Pick out the lines in the listing below that contain the word "Ctrl" and copy them.
━━━ Material for the task
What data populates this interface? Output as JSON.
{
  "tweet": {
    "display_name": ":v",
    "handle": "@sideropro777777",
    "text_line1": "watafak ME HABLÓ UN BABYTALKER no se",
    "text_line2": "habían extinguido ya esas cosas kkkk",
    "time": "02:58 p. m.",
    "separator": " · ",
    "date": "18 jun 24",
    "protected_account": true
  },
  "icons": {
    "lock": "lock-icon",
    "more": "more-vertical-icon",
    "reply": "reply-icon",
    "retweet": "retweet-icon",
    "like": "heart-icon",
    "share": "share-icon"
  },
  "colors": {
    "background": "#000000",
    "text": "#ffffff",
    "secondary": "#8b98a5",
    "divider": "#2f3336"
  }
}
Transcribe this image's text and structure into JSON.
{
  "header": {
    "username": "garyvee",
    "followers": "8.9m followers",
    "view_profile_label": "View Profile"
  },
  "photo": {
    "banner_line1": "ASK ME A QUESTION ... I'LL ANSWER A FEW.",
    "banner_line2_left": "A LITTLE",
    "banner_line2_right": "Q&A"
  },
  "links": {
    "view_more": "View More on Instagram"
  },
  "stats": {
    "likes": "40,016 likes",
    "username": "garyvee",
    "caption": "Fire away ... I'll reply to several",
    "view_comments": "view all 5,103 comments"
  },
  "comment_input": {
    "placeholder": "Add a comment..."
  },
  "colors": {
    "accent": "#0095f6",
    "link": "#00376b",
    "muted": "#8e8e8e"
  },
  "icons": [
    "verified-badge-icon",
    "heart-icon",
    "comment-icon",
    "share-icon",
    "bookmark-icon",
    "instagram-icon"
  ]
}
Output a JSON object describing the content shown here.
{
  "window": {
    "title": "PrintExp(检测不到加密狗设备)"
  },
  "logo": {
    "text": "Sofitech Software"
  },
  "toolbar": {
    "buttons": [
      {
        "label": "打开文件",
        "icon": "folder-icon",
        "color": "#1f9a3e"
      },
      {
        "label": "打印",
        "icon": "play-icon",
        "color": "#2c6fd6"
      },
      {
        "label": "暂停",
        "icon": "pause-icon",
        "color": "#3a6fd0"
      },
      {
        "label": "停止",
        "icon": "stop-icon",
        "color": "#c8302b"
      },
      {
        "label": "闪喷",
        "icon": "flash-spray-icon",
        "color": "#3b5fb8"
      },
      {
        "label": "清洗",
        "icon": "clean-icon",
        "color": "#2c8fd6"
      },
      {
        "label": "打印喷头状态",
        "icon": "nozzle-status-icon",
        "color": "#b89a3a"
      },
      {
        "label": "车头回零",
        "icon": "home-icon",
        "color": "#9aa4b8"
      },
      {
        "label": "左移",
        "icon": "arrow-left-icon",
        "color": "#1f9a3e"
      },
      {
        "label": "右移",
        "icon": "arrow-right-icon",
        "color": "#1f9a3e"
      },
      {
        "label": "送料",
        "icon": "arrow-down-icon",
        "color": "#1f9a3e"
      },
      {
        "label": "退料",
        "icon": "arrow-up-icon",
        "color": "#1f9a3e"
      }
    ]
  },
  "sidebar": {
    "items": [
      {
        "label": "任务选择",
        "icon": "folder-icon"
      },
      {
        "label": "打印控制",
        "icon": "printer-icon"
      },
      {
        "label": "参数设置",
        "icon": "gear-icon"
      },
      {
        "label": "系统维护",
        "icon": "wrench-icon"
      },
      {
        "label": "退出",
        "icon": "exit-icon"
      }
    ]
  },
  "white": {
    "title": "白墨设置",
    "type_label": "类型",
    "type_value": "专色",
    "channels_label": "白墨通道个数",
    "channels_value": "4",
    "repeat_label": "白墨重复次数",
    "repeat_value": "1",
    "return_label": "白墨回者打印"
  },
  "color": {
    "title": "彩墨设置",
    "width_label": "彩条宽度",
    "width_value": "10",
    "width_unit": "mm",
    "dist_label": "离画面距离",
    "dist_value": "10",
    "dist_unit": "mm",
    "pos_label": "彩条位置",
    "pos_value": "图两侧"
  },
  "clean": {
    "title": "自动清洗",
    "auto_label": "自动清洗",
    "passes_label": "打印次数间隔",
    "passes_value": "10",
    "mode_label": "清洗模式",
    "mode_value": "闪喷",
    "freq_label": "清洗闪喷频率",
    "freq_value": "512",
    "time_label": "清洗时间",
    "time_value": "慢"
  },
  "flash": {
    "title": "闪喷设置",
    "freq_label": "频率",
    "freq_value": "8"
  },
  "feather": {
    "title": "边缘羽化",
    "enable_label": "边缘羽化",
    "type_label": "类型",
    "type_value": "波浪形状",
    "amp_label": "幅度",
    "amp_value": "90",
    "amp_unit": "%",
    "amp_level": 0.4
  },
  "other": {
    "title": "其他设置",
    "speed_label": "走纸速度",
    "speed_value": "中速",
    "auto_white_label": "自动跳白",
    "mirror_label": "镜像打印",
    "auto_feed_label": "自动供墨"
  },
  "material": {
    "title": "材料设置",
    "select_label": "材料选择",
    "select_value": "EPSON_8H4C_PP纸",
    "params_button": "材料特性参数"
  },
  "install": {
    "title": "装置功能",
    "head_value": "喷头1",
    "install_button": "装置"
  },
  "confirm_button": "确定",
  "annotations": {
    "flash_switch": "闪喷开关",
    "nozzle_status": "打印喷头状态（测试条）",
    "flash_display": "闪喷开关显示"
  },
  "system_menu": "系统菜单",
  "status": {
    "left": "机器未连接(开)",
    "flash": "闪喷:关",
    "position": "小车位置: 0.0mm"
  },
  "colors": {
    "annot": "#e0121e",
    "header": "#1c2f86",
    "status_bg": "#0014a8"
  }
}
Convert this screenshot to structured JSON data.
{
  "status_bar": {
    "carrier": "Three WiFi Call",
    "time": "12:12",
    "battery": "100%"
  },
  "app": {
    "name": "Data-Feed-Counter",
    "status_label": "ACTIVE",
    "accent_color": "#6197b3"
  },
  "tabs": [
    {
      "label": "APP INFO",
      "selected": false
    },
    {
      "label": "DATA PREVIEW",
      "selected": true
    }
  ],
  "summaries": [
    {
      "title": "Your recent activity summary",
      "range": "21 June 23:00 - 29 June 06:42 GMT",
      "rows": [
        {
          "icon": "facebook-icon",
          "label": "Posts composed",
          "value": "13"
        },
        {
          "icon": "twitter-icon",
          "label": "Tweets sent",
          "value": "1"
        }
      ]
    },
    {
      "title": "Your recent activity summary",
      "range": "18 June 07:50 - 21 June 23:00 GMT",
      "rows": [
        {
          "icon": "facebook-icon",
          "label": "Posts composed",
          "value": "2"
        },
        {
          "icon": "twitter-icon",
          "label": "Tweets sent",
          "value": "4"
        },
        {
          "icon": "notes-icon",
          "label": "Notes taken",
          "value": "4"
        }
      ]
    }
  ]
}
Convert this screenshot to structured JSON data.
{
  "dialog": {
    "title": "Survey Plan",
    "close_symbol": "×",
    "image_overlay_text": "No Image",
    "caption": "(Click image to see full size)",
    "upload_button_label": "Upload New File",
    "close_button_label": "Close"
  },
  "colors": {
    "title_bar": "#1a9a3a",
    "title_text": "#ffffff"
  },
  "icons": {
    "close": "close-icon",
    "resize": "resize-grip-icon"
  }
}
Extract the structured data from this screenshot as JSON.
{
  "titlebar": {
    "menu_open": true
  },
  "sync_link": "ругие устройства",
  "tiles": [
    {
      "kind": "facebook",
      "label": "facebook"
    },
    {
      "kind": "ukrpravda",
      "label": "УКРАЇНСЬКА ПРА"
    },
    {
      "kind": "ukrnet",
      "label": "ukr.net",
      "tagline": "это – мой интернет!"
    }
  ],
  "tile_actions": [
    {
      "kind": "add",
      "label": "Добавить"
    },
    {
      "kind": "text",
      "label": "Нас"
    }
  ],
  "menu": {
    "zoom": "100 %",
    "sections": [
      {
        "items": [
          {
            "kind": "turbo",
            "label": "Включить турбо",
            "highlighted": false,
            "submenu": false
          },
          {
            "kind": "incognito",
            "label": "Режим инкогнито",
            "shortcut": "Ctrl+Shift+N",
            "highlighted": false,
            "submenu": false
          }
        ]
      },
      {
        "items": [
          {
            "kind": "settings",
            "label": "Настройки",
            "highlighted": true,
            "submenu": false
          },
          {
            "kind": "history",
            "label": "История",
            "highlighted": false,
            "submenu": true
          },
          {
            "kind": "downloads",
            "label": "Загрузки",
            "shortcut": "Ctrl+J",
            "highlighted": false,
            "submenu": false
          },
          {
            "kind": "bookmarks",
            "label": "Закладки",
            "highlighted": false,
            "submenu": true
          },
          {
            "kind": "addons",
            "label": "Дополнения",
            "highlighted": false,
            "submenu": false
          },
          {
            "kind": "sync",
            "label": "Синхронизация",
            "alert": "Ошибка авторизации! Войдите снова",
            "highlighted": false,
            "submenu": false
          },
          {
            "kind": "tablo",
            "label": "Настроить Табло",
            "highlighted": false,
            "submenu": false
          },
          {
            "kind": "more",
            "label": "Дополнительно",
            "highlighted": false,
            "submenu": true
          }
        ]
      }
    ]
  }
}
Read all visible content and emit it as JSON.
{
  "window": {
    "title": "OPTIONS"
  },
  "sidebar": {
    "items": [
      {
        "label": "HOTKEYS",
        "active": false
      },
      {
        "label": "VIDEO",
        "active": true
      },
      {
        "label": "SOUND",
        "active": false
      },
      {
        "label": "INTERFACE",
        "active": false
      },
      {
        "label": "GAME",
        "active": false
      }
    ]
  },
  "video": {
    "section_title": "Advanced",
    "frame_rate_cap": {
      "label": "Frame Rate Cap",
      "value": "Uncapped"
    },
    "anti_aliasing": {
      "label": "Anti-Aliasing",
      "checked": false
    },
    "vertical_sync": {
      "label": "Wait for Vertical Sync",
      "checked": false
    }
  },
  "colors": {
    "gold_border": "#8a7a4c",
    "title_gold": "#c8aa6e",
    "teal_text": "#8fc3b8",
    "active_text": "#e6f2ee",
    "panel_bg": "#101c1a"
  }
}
━━━━━━
Result for this task:
            "shortcut": "Ctrl+Shift+N",
            "shortcut": "Ctrl+J",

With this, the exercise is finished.